Each entry below should be reproduced character for character.

### Source records
<<<<

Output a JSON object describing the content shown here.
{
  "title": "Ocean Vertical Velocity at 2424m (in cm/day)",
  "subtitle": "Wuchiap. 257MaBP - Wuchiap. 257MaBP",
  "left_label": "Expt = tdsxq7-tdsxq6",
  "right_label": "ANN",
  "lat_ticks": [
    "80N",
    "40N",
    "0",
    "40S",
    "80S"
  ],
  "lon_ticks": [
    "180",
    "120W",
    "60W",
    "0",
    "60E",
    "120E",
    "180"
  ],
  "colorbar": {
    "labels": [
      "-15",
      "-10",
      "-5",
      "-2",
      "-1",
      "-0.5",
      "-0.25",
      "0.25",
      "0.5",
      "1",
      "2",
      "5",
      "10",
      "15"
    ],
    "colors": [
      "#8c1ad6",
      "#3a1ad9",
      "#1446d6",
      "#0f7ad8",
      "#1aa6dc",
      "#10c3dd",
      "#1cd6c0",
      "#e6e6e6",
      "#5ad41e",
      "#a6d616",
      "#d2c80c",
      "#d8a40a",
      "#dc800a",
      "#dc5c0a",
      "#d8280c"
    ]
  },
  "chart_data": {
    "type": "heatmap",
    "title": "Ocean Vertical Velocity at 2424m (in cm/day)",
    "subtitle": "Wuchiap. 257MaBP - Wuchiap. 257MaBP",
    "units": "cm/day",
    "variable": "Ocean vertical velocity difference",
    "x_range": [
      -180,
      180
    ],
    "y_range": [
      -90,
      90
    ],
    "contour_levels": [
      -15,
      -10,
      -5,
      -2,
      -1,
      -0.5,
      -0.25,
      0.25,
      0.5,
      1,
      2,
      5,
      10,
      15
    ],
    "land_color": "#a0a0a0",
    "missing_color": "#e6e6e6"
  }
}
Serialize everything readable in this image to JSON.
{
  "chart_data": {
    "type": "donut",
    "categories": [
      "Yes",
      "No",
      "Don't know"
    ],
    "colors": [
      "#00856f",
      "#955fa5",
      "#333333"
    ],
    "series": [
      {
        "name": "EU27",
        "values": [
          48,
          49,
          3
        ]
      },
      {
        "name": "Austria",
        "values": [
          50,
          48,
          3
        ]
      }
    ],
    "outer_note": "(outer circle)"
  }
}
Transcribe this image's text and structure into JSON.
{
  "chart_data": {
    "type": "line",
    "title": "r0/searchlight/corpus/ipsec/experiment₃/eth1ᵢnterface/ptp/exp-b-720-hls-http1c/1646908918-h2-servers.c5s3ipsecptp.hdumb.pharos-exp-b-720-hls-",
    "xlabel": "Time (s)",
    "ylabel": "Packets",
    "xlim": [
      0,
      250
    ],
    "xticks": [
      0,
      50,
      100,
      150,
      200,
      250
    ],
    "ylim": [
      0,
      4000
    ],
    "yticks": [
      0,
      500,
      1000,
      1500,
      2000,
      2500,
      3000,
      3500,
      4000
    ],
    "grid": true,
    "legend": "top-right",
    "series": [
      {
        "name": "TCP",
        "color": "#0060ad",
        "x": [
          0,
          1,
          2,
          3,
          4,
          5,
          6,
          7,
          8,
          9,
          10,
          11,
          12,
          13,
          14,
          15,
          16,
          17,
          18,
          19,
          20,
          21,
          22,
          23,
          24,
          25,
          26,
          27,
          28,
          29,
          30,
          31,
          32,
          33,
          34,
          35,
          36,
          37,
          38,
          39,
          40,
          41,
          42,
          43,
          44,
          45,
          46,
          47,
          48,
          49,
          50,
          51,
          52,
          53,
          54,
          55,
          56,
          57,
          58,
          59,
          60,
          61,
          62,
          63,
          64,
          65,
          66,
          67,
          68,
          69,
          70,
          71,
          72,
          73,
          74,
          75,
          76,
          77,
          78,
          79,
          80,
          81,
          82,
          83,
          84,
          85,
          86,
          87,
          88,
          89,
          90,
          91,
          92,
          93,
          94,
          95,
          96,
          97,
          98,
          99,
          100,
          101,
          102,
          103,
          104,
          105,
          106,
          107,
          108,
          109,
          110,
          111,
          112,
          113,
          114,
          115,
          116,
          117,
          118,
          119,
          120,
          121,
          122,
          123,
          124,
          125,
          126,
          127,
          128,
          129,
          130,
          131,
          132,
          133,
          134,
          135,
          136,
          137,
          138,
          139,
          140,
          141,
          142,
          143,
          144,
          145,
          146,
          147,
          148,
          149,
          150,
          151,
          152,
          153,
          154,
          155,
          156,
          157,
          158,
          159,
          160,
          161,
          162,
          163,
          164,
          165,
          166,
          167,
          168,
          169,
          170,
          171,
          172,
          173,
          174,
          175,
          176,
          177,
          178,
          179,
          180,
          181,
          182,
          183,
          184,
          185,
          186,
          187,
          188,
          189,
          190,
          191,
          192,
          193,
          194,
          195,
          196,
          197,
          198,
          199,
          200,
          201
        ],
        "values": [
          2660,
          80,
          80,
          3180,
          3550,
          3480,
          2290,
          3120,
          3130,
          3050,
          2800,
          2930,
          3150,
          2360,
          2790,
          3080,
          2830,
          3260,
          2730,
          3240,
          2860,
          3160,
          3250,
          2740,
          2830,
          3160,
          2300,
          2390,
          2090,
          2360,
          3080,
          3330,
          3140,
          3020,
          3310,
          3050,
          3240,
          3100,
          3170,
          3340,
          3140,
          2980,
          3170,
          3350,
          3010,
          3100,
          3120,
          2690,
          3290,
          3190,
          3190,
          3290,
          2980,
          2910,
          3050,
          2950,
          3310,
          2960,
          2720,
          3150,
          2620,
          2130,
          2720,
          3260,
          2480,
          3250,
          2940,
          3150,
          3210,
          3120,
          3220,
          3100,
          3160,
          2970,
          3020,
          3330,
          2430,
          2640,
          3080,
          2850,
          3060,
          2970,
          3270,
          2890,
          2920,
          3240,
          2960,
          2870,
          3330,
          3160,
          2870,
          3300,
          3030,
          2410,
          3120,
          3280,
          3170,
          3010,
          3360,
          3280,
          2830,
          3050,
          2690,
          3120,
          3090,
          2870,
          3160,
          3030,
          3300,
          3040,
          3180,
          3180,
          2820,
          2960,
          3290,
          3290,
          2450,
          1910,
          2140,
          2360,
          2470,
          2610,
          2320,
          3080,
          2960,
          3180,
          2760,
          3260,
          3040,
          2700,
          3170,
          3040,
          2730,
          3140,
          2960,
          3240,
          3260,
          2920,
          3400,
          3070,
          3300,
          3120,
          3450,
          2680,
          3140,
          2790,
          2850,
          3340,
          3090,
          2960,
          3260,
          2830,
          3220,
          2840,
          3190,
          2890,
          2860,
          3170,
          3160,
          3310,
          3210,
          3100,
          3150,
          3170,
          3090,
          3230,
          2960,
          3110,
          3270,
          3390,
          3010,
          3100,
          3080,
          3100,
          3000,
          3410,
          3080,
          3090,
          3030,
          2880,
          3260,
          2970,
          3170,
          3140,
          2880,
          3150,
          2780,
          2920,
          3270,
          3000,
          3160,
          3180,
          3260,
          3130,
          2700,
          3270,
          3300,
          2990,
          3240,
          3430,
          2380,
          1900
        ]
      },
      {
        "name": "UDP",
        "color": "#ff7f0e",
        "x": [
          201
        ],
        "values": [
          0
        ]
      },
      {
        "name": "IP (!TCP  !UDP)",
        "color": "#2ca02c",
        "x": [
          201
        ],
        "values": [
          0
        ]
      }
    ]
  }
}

>>>>

### Written solution
Output a JSON object describing the content shown here.
{
  "title": "Ocean Vertical Velocity at 2424m (in cm/day)",
  "subtitle": "Wuchiap. 257MaBP - Wuchiap. 257MaBP",
  "left_label": "Expt = tdsxq7-tdsxq6",
  "right_label": "ANN",
  "lat_ticks": [
    "80N",
    "40N",
    "0",
    "40S",
    "80S"
  ],
  "lon_ticks": [
    "180",
    "120W",
    "60W",
    "0",
    "60E",
    "120E",
    "180"
  ],
  "colorbar": {
    "labels": [
      "-15",
      "-10",
      "-5",
      "-2",
      "-1",
      "-0.5",
      "-0.25",
      "0.25",
      "0.5",
      "1",
      "2",
      "5",
      "10",
      "15"
    ],
    "colors": [
      "#8c1ad6",
      "#3a1ad9",
      "#1446d6",
      "#0f7ad8",
      "#1aa6dc",
      "#10c3dd",
      "#1cd6c0",
      "#e6e6e6",
      "#5ad41e",
      "#a6d616",
      "#d2c80c",
      "#d8a40a",
      "#dc800a",
      "#dc5c0a",
      "#d8280c"
    ]
  },
  "chart_data": {
    "type": "heatmap",
    "title": "Ocean Vertical Velocity at 2424m (in cm/day)",
    "subtitle": "Wuchiap. 257MaBP - Wuchiap. 257MaBP",
    "units": "cm/day",
    "variable": "Ocean vertical velocity difference",
    "x_range": [
      -180,
      180
    ],
    "y_range": [
      -90,
      90
    ],
    "contour_levels": [
      -15,
      -10,
      -5,
      -2,
      -1,
      -0.5,
      -0.25,
      0.25,
      0.5,
      1,
      2,
      5,
      10,
      15
    ],
    "land_color": "#a0a0a0",
    "missing_color": "#e6e6e6"
  }
}
Serialize everything readable in this image to JSON.
{
  "chart_data": {
    "type": "donut",
    "categories": [
      "Yes",
      "No",
      "Don't know"
    ],
    "colors": [
      "#00856f",
      "#955fa5",
      "#333333"
    ],
    "series": [
      {
        "name": "EU27",
        "values": [
          48,
          49,
          3
        ]
      },
      {
        "name": "Austria",
        "values": [
          50,
          48,
          3
        ]
      }
    ],
    "outer_note": "(outer circle)"
  }
}
Transcribe this image's text and structure into JSON.
{
  "chart_data": {
    "type": "line",
    "title": "r0/searchlight/corpus/ipsec/experiment₃/eth1ᵢnterface/ptp/exp-b-720-hls-http1c/1646908918-h2-servers.c5s3ipsecptp.hdumb.pharos-exp-b-720-hls-",
    "xlabel": "Time (s)",
    "ylabel": "Packets",
    "xlim": [
      0,
      250
    ],
    "xticks": [
      0,
      50,
      100,
      150,
      200,
      250
    ],
    "ylim": [
      0,
      4000
    ],
    "yticks": [
      0,
      500,
      1000,
      1500,
      2000,
      2500,
      3000,
      3500,
      4000
    ],
    "grid": true,
    "legend": "top-right",
    "series": [
      {
        "name": "TCP",
        "color": "#0060ad",
        "x": [
          0,
          1,
          2,
          3,
          4,
          5,
          6,
          7,
          8,
          9,
          10,
          11,
          12,
          13,
          14,
          15,
          16,
          17,
          18,
          19,
          20,
          21,
          22,
          23,
          24,
          25,
          26,
          27,
          28,
          29,
          30,
          31,
          32,
          33,
          34,
          35,
          36,
          37,
          38,
          39,
          40,
          41,
          42,
          43,
          44,
          45,
          46,
          47,
          48,
          49,
          50,
          51,
          52,
          53,
          54,
          55,
          56,
          57,
          58,
          59,
          60,
          61,
          62,
          63,
          64,
          65,
          66,
          67,
          68,
          69,
          70,
          71,
          72,
          73,
          74,
          75,
          76,
          77,
          78,
          79,
          80,
          81,
          82,
          83,
          84,
          85,
          86,
          87,
          88,
          89,
          90,
          91,
          92,
          93,
          94,
          95,
          96,
          97,
          98,
          99,
          100,
          101,
          102,
          103,
          104,
          105,
          106,
          107,
          108,
          109,
          110,
          111,
          112,
          113,
          114,
          115,
          116,
          117,
          118,
          119,
          120,
          121,
          122,
          123,
          124,
          125,
          126,
          127,
          128,
          129,
          130,
          131,
          132,
          133,
          134,
          135,
          136,
          137,
          138,
          139,
          140,
          141,
          142,
          143,
          144,
          145,
          146,
          147,
          148,
          149,
          150,
          151,
          152,
          153,
          154,
          155,
          156,
          157,
          158,
          159,
          160,
          161,
          162,
          163,
          164,
          165,
          166,
          167,
          168,
          169,
          170,
          171,
          172,
          173,
          174,
          175,
          176,
          177,
          178,
          179,
          180,
          181,
          182,
          183,
          184,
          185,
          186,
          187,
          188,
          189,
          190,
          191,
          192,
          193,
          194,
          195,
          196,
          197,
          198,
          199,
          200,
          201
        ],
        "values": [
          2660,
          80,
          80,
          3180,
          3550,
          3480,
          2290,
          3120,
          3130,
          3050,
          2800,
          2930,
          3150,
          2360,
          2790,
          3080,
          2830,
          3260,
          2730,
          3240,
          2860,
          3160,
          3250,
          2740,
          2830,
          3160,
          2300,
          2390,
          2090,
          2360,
          3080,
          3330,
          3140,
          3020,
          3310,
          3050,
          3240,
          3100,
          3170,
          3340,
          3140,
          2980,
          3170,
          3350,
          3010,
          3100,
          3120,
          2690,
          3290,
          3190,
          3190,
          3290,
          2980,
          2910,
          3050,
          2950,
          3310,
          2960,
          2720,
          3150,
          2620,
          2130,
          2720,
          3260,
          2480,
          3250,
          2940,
          3150,
          3210,
          3120,
          3220,
          3100,
          3160,
          2970,
          3020,
          3330,
          2430,
          2640,
          3080,
          2850,
          3060,
          2970,
          3270,
          2890,
          2920,
          3240,
          2960,
          2870,
          3330,
          3160,
          2870,
          3300,
          3030,
          2410,
          3120,
          3280,
          3170,
          3010,
          3360,
          3280,
          2830,
          3050,
          2690,
          3120,
          3090,
          2870,
          3160,
          3030,
          3300,
          3040,
          3180,
          3180,
          2820,
          2960,
          3290,
          3290,
          2450,
          1910,
          2140,
          2360,
          2470,
          2610,
          2320,
          3080,
          2960,
          3180,
          2760,
          3260,
          3040,
          2700,
          3170,
          3040,
          2730,
          3140,
          2960,
          3240,
          3260,
          2920,
          3400,
          3070,
          3300,
          3120,
          3450,
          2680,
          3140,
          2790,
          2850,
          3340,
          3090,
          2960,
          3260,
          2830,
          3220,
          2840,
          3190,
          2890,
          2860,
          3170,
          3160,
          3310,
          3210,
          3100,
          3150,
          3170,
          3090,
          3230,
          2960,
          3110,
          3270,
          3390,
          3010,
          3100,
          3080,
          3100,
          3000,
          3410,
          3080,
          3090,
          3030,
          2880,
          3260,
          2970,
          3170,
          3140,
          2880,
          3150,
          2780,
          2920,
          3270,
          3000,
          3160,
          3180,
          3260,
          3130,
          2700,
          3270,
          3300,
          2990,
          3240,
          3430,
          2380,
          1900
        ]
      },
      {
        "name": "UDP",
        "color": "#ff7f0e",
        "x": [
          201
        ],
        "values": [
          0
        ]
      },
      {
        "name": "IP (!TCP  !UDP)",
        "color": "#2ca02c",
        "x": [
          201
        ],
        "values": [
          0
        ]
      }
    ]
  }
}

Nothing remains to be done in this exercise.